━━ Task inputs ━━

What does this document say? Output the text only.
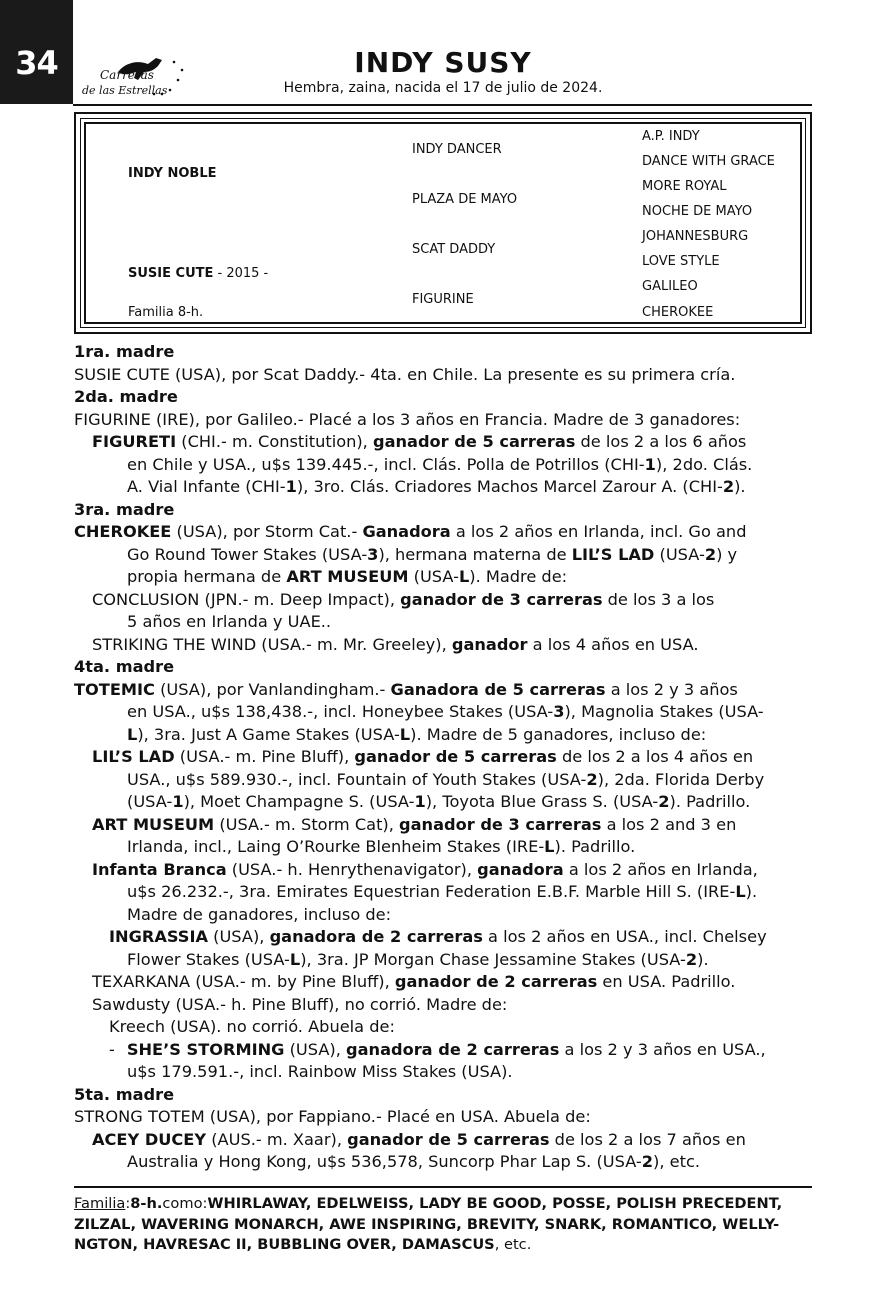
34	Carreras
de las Estrellas
INDY SUSY
Hembra, zaina, nacida el 17 de julio de 2024.
INDY NOBLE
SUSIE CUTE - 2015 -
Familia 8-h.
INDY DANCER
PLAZA DE MAYO
SCAT DADDY
FIGURINE
A.P. INDY
DANCE WITH GRACE
MORE ROYAL
NOCHE DE MAYO
JOHANNESBURG
LOVE STYLE
GALILEO
CHEROKEE
1ra. madre
SUSIE CUTE (USA), por Scat Daddy.- 4ta. en Chile. La presente es su primera cría.
2da. madre
FIGURINE (IRE), por Galileo.- Placé a los 3 años en Francia. Madre de 3 ganadores:
FIGURETI (CHI.- m. Constitution), ganador de 5 carreras de los 2 a los 6 años
en Chile y USA., u$s 139.445.-, incl. Clás. Polla de Potrillos (CHI-1), 2do. Clás.
A. Vial Infante (CHI-1), 3ro. Clás. Criadores Machos Marcel Zarour A. (CHI-2).
3ra. madre
CHEROKEE (USA), por Storm Cat.- Ganadora a los 2 años en Irlanda, incl. Go and
Go Round Tower Stakes (USA-3), hermana materna de LIL’S LAD (USA-2) y
propia hermana de ART MUSEUM (USA-L). Madre de:
CONCLUSION (JPN.- m. Deep Impact), ganador de 3 carreras de los 3 a los
5 años en Irlanda y UAE..
STRIKING THE WIND (USA.- m. Mr. Greeley), ganador a los 4 años en USA.
4ta. madre
TOTEMIC (USA), por Vanlandingham.- Ganadora de 5 carreras a los 2 y 3 años
en USA., u$s 138,438.-, incl. Honeybee Stakes (USA-3), Magnolia Stakes (USA-
L), 3ra. Just A Game Stakes (USA-L). Madre de 5 ganadores, incluso de:
LIL’S LAD (USA.- m. Pine Bluff), ganador de 5 carreras de los 2 a los 4 años en
USA., u$s 589.930.-, incl. Fountain of Youth Stakes (USA-2), 2da. Florida Derby
(USA-1), Moet Champagne S. (USA-1), Toyota Blue Grass S. (USA-2). Padrillo.
ART MUSEUM (USA.- m. Storm Cat), ganador de 3 carreras a los 2 and 3 en
Irlanda, incl., Laing O’Rourke Blenheim Stakes (IRE-L). Padrillo.
Infanta Branca (USA.- h. Henrythenavigator), ganadora a los 2 años en Irlanda,
u$s 26.232.-, 3ra. Emirates Equestrian Federation E.B.F. Marble Hill S. (IRE-L).
Madre de ganadores, incluso de:
INGRASSIA (USA), ganadora de 2 carreras a los 2 años en USA., incl. Chelsey
Flower Stakes (USA-L), 3ra. JP Morgan Chase Jessamine Stakes (USA-2).
TEXARKANA (USA.- m. by Pine Bluff), ganador de 2 carreras en USA. Padrillo.
Sawdusty (USA.- h. Pine Bluff), no corrió. Madre de:
Kreech (USA). no corrió. Abuela de:
- SHE’S STORMING (USA), ganadora de 2 carreras a los 2 y 3 años en USA.,
u$s 179.591.-, incl. Rainbow Miss Stakes (USA).
5ta. madre
STRONG TOTEM (USA), por Fappiano.- Placé en USA. Abuela de:
ACEY DUCEY (AUS.- m. Xaar), ganador de 5 carreras de los 2 a los 7 años en
Australia y Hong Kong, u$s 536,578, Suncorp Phar Lap S. (USA-2), etc.
Familia:8-h.como:WHIRLAWAY, EDELWEISS, LADY BE GOOD, POSSE, POLISH PRECEDENT,
ZILZAL, WAVERING MONARCH, AWE INSPIRING, BREVITY, SNARK, ROMANTICO, WELLY-
NGTON, HAVRESAC II, BUBBLING OVER, DAMASCUS, etc.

━━━

*Instructions for the task*:
Print each line of the material above exactly, with the pictures removed from your copy.

*Correct output*:
What does this document say? Output the text only.
34	Carreras
de las Estrellas
INDY SUSY
Hembra, zaina, nacida el 17 de julio de 2024.
INDY NOBLE
SUSIE CUTE - 2015 -
Familia 8-h.
INDY DANCER
PLAZA DE MAYO
SCAT DADDY
FIGURINE
A.P. INDY
DANCE WITH GRACE
MORE ROYAL
NOCHE DE MAYO
JOHANNESBURG
LOVE STYLE
GALILEO
CHEROKEE
1ra. madre
SUSIE CUTE (USA), por Scat Daddy.- 4ta. en Chile. La presente es su primera cría.
2da. madre
FIGURINE (IRE), por Galileo.- Placé a los 3 años en Francia. Madre de 3 ganadores:
FIGURETI (CHI.- m. Constitution), ganador de 5 carreras de los 2 a los 6 años
en Chile y USA., u$s 139.445.-, incl. Clás. Polla de Potrillos (CHI-1), 2do. Clás.
A. Vial Infante (CHI-1), 3ro. Clás. Criadores Machos Marcel Zarour A. (CHI-2).
3ra. madre
CHEROKEE (USA), por Storm Cat.- Ganadora a los 2 años en Irlanda, incl. Go and
Go Round Tower Stakes (USA-3), hermana materna de LIL’S LAD (USA-2) y
propia hermana de ART MUSEUM (USA-L). Madre de:
CONCLUSION (JPN.- m. Deep Impact), ganador de 3 carreras de los 3 a los
5 años en Irlanda y UAE..
STRIKING THE WIND (USA.- m. Mr. Greeley), ganador a los 4 años en USA.
4ta. madre
TOTEMIC (USA), por Vanlandingham.- Ganadora de 5 carreras a los 2 y 3 años
en USA., u$s 138,438.-, incl. Honeybee Stakes (USA-3), Magnolia Stakes (USA-
L), 3ra. Just A Game Stakes (USA-L). Madre de 5 ganadores, incluso de:
LIL’S LAD (USA.- m. Pine Bluff), ganador de 5 carreras de los 2 a los 4 años en
USA., u$s 589.930.-, incl. Fountain of Youth Stakes (USA-2), 2da. Florida Derby
(USA-1), Moet Champagne S. (USA-1), Toyota Blue Grass S. (USA-2). Padrillo.
ART MUSEUM (USA.- m. Storm Cat), ganador de 3 carreras a los 2 and 3 en
Irlanda, incl., Laing O’Rourke Blenheim Stakes (IRE-L). Padrillo.
Infanta Branca (USA.- h. Henrythenavigator), ganadora a los 2 años en Irlanda,
u$s 26.232.-, 3ra. Emirates Equestrian Federation E.B.F. Marble Hill S. (IRE-L).
Madre de ganadores, incluso de:
INGRASSIA (USA), ganadora de 2 carreras a los 2 años en USA., incl. Chelsey
Flower Stakes (USA-L), 3ra. JP Morgan Chase Jessamine Stakes (USA-2).
TEXARKANA (USA.- m. by Pine Bluff), ganador de 2 carreras en USA. Padrillo.
Sawdusty (USA.- h. Pine Bluff), no corrió. Madre de:
Kreech (USA). no corrió. Abuela de:
- SHE’S STORMING (USA), ganadora de 2 carreras a los 2 y 3 años en USA.,
u$s 179.591.-, incl. Rainbow Miss Stakes (USA).
5ta. madre
STRONG TOTEM (USA), por Fappiano.- Placé en USA. Abuela de:
ACEY DUCEY (AUS.- m. Xaar), ganador de 5 carreras de los 2 a los 7 años en
Australia y Hong Kong, u$s 536,578, Suncorp Phar Lap S. (USA-2), etc.
Familia:8-h.como:WHIRLAWAY, EDELWEISS, LADY BE GOOD, POSSE, POLISH PRECEDENT,
ZILZAL, WAVERING MONARCH, AWE INSPIRING, BREVITY, SNARK, ROMANTICO, WELLY-
NGTON, HAVRESAC II, BUBBLING OVER, DAMASCUS, etc.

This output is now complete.